## What this task involves
Check each line of the material below for "Hook", then copy the ones that contain it.

= = = = =

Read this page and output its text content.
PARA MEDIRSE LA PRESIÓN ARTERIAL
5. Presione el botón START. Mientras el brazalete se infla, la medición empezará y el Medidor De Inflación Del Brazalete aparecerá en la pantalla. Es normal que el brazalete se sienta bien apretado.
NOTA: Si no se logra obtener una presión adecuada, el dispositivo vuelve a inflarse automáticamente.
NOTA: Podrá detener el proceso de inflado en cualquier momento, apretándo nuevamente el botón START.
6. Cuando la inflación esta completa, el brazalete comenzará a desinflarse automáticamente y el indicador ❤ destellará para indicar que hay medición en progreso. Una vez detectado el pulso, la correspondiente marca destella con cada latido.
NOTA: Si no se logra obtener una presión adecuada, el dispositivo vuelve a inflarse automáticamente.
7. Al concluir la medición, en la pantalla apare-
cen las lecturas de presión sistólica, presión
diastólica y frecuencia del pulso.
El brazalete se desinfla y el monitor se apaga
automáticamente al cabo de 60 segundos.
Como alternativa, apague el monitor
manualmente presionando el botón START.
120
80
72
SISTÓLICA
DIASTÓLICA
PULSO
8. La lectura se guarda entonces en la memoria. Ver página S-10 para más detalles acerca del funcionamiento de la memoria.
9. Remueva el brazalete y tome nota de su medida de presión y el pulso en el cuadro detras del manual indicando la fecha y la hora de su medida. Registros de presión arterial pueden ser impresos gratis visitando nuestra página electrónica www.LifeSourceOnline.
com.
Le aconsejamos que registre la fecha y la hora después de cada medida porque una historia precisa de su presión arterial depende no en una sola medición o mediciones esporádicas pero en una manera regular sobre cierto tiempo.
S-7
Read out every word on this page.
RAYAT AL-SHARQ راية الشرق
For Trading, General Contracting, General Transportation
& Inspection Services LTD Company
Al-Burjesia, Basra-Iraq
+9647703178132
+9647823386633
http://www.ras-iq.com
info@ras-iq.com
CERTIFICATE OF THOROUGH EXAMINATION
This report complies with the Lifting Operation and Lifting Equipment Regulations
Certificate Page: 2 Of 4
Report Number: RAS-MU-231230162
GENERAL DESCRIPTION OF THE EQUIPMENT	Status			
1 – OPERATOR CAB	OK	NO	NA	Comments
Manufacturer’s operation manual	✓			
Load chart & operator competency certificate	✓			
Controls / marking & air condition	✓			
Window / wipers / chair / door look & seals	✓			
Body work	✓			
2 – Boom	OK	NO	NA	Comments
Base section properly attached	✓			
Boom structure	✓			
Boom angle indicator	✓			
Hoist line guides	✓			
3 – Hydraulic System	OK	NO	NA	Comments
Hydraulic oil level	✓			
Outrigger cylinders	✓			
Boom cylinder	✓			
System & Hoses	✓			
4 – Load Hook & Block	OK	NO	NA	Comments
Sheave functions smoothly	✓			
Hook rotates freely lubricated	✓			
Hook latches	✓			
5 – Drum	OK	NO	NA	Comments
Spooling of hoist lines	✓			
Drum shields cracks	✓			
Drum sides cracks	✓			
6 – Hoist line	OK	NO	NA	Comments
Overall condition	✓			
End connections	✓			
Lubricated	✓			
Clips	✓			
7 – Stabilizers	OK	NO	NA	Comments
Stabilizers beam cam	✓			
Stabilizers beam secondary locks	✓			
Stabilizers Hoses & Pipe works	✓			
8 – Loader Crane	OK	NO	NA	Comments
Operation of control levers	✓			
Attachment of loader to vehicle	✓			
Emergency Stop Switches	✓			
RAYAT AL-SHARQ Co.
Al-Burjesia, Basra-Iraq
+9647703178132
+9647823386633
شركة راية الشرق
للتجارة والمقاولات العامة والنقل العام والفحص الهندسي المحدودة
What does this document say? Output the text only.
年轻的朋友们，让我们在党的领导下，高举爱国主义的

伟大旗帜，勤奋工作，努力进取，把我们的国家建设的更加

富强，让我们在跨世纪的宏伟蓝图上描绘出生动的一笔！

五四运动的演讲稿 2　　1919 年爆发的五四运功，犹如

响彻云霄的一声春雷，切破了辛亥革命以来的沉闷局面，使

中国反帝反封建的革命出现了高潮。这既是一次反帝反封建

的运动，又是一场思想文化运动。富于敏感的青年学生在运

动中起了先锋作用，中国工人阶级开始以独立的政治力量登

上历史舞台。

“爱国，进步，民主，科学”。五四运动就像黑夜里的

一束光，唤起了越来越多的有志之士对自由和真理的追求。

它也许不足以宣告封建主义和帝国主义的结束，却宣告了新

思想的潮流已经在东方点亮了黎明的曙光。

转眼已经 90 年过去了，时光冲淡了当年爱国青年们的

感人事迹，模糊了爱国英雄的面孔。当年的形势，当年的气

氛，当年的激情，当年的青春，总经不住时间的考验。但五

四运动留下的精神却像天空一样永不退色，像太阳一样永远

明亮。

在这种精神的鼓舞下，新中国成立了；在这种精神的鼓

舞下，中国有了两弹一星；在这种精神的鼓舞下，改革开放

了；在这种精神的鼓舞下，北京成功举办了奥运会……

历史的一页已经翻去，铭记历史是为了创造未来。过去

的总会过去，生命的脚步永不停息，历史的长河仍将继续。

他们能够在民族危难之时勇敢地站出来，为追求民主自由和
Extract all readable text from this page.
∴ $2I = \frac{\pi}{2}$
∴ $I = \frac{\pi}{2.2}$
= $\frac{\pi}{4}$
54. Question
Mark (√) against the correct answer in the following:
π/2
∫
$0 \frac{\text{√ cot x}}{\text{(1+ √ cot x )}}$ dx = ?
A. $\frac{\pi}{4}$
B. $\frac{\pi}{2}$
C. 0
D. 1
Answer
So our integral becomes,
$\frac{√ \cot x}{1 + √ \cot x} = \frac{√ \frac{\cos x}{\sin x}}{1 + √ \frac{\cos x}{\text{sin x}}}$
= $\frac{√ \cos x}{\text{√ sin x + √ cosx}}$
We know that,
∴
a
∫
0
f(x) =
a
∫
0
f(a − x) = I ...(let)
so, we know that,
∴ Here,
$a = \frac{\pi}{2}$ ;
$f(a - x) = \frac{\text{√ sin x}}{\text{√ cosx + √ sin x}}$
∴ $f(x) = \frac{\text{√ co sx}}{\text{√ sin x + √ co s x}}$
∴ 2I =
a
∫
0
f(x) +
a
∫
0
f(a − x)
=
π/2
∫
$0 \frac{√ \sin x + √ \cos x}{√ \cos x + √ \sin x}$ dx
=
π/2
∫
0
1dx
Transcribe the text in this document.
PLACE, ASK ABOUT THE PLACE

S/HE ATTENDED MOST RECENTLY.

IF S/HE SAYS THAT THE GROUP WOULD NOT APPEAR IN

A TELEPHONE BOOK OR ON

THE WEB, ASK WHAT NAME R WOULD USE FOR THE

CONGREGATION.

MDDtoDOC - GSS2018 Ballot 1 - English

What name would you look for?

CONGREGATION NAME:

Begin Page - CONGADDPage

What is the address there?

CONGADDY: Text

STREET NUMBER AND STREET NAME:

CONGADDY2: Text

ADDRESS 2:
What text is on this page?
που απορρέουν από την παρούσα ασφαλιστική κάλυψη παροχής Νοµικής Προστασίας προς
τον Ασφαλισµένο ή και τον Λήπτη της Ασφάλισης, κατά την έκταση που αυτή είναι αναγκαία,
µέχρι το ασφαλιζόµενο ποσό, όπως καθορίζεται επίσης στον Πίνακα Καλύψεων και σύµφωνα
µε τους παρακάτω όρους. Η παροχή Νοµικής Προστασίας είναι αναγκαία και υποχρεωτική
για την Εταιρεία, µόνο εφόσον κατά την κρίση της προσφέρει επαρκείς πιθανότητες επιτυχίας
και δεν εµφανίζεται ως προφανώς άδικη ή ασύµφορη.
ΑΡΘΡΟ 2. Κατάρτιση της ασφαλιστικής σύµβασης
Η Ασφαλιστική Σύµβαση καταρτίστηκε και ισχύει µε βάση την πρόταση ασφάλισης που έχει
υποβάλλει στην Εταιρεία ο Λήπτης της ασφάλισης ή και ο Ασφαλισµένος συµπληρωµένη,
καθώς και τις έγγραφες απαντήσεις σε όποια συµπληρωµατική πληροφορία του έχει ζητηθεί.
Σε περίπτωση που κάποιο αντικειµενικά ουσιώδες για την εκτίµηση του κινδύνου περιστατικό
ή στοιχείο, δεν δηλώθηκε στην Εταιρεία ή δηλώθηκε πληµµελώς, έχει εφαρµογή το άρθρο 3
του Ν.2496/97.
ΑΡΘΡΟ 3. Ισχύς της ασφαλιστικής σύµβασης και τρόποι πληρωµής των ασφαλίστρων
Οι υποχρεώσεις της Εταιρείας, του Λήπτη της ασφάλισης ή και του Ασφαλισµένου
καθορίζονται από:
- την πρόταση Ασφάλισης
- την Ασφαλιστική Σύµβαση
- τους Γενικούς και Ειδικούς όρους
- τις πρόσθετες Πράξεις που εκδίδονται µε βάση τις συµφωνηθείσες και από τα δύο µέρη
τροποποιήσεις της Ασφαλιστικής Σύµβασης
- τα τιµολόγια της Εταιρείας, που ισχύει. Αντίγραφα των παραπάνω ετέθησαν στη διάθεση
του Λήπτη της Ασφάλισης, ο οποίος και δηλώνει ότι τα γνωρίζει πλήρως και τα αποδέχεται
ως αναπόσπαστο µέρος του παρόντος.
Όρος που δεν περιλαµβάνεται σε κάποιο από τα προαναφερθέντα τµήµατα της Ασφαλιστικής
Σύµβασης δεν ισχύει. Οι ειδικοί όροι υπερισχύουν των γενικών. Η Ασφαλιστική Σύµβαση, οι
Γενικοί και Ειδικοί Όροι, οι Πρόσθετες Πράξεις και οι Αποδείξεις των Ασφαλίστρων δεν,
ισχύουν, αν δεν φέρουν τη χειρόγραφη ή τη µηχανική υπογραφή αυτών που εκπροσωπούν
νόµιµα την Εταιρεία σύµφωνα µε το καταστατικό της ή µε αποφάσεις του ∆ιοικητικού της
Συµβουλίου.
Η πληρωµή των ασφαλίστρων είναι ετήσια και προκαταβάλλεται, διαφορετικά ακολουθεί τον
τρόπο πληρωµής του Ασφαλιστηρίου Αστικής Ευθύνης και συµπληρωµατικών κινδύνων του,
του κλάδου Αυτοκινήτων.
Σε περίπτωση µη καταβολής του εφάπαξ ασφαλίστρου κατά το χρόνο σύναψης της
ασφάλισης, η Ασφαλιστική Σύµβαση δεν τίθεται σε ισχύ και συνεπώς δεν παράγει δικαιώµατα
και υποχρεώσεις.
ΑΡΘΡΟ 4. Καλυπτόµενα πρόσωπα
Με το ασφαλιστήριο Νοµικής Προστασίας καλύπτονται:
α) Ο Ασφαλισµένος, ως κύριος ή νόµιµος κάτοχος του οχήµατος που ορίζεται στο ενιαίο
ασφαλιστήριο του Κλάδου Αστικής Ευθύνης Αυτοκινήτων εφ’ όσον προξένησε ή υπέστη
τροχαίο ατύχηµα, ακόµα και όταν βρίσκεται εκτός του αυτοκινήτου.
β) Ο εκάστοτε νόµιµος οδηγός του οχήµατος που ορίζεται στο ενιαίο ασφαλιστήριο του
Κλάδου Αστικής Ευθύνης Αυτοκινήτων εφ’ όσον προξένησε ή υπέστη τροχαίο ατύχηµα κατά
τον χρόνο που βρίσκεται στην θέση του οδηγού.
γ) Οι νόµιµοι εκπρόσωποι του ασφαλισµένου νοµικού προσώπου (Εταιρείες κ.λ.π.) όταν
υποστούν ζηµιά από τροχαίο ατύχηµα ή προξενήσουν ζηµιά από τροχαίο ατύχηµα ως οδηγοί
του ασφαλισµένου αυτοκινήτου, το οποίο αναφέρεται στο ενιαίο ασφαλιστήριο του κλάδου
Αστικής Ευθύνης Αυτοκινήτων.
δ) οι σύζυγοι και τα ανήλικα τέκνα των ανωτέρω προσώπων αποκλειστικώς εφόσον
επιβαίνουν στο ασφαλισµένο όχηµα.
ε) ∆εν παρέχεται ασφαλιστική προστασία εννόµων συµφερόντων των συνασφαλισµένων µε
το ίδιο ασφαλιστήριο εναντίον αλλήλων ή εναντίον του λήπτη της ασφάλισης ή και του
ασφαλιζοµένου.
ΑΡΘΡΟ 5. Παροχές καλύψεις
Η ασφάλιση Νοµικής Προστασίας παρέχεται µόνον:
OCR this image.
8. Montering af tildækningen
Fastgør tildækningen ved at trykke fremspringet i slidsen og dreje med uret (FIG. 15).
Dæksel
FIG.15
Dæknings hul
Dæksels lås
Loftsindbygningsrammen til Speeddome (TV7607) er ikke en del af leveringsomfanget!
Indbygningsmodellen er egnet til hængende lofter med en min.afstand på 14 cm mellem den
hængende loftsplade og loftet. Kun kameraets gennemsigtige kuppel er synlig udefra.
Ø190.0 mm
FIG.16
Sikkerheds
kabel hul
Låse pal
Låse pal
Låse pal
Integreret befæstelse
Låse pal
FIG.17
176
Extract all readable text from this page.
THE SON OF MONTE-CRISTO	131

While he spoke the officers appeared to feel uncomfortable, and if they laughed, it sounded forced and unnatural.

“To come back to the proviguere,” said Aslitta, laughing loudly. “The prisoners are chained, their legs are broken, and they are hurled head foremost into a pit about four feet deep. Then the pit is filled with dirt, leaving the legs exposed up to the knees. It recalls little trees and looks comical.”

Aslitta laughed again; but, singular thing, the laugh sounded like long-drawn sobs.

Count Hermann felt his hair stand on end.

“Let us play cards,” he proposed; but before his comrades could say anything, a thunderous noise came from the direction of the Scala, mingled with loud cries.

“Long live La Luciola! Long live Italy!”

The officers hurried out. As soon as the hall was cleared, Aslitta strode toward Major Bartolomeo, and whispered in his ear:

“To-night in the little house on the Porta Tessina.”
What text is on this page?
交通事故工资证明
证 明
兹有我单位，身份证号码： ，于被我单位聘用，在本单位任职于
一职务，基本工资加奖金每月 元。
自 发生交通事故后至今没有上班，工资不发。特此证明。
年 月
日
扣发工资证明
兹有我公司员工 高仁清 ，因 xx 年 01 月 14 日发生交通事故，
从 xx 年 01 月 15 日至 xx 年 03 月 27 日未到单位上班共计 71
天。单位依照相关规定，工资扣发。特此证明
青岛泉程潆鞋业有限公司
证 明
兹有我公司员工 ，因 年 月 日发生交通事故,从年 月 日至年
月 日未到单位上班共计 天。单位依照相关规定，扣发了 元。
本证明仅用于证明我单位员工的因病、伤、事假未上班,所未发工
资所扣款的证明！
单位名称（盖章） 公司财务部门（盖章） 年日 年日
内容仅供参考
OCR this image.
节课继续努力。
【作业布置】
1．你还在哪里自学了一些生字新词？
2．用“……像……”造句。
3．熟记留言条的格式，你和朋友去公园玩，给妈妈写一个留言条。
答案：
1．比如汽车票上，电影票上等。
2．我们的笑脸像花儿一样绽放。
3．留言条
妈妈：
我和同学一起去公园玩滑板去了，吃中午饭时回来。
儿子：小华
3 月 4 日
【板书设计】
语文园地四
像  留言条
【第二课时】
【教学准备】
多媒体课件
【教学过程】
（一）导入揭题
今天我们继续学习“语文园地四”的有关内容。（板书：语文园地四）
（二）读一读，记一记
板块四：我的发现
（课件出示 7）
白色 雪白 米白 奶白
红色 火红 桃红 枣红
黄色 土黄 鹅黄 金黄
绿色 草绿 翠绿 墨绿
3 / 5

= = = = =

## Response
4 – Load Hook & Block	OK	NO	NA	Comments
Hook rotates freely lubricated	✓			
Hook latches	✓			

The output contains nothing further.